* Start *

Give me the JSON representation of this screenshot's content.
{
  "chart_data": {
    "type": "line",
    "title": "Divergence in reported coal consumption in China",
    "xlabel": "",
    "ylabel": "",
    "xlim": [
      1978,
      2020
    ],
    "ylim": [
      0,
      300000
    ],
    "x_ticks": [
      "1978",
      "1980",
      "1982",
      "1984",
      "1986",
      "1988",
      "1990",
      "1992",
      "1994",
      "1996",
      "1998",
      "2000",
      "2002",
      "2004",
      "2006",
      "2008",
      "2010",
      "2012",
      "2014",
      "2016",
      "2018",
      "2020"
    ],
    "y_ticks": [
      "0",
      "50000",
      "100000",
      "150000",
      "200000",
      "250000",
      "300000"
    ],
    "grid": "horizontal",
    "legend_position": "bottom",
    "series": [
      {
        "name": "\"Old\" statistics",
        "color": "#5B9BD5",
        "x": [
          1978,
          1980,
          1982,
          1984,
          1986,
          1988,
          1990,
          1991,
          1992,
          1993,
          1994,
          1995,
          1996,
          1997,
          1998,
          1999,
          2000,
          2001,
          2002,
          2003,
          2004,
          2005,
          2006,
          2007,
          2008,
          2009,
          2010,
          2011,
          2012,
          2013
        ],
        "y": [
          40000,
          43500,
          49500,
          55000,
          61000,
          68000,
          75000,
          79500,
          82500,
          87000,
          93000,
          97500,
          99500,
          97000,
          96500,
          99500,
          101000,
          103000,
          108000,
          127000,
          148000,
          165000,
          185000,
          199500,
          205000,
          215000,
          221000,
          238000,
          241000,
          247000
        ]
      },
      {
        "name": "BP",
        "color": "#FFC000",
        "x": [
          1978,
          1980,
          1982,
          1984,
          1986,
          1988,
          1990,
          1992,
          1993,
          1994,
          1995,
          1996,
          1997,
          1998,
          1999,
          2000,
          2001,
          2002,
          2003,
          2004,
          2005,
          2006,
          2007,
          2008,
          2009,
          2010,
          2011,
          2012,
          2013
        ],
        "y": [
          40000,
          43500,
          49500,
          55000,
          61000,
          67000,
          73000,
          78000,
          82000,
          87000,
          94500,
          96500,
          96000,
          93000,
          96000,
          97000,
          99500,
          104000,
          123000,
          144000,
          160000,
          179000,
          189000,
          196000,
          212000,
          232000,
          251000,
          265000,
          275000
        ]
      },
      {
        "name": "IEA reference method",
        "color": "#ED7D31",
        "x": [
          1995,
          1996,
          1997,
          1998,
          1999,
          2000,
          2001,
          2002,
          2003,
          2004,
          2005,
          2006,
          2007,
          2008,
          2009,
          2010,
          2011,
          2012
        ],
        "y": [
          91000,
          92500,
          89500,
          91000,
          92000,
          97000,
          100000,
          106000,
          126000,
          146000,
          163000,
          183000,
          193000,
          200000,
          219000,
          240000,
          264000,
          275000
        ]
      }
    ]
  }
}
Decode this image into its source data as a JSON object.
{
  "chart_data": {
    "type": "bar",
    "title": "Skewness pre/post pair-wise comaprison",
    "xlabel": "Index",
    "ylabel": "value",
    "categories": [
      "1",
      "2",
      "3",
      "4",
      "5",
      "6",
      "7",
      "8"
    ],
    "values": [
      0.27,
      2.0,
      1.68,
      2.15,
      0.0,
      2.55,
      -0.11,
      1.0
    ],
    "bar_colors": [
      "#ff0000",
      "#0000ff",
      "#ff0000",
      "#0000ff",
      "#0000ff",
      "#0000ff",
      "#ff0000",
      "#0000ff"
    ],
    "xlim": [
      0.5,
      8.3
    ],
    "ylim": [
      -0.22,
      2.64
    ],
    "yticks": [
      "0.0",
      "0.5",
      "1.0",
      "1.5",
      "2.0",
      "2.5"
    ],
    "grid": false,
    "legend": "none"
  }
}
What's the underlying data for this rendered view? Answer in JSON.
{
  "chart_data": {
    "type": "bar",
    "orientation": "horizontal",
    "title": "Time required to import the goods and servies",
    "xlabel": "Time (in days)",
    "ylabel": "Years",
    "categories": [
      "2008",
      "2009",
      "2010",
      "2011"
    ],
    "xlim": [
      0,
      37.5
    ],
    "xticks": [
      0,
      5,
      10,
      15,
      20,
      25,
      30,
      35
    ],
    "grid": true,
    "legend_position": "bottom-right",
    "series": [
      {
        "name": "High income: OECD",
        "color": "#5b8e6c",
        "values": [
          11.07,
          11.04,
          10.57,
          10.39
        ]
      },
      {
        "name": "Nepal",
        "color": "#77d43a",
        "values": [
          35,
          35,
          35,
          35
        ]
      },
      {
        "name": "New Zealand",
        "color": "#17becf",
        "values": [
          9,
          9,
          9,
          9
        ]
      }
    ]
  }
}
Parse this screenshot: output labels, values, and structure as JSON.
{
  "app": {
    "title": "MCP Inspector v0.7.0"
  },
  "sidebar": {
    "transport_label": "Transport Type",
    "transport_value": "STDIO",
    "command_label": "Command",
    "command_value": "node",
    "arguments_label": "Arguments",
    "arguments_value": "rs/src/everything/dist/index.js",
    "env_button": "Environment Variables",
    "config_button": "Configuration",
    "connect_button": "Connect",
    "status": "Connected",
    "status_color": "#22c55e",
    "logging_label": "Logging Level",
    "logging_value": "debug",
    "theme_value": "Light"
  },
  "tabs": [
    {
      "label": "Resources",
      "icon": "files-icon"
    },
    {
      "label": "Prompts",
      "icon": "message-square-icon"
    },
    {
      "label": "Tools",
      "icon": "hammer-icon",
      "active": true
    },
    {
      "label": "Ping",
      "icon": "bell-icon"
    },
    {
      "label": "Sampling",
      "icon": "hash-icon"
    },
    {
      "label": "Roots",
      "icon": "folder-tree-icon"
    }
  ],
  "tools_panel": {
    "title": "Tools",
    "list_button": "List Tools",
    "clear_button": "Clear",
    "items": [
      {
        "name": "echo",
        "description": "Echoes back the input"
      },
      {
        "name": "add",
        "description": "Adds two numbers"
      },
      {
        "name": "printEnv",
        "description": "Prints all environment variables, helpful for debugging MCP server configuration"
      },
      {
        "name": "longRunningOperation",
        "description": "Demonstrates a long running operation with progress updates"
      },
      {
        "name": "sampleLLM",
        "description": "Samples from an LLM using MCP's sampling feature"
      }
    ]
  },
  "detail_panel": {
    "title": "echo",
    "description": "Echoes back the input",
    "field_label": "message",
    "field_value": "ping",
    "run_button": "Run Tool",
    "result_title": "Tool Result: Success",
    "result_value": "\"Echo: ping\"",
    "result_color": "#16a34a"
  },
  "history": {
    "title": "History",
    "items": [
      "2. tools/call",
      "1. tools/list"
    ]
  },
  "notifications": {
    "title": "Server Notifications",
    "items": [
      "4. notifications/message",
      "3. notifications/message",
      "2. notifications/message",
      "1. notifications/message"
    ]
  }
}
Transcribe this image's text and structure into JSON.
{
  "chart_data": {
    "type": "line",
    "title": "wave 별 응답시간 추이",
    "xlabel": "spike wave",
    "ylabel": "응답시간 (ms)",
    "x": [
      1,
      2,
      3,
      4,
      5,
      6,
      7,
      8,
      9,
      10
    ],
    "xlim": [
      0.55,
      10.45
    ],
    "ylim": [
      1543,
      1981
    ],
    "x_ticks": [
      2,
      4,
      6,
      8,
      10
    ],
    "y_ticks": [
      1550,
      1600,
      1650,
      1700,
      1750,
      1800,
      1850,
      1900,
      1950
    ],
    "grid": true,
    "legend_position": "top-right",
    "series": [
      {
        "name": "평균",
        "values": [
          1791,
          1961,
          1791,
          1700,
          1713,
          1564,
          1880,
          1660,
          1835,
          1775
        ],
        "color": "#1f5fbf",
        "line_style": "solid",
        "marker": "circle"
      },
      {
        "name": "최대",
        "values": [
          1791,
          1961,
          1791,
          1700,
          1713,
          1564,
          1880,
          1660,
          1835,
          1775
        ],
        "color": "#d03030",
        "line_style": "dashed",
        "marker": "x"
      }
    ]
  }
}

* End *

- **The request**: Filter out every line that lacks the word "grid", and copy the rest.

- **Solved exercise**:
    "grid": "horizontal",
    "grid": false,
    "grid": true,
    "grid": true,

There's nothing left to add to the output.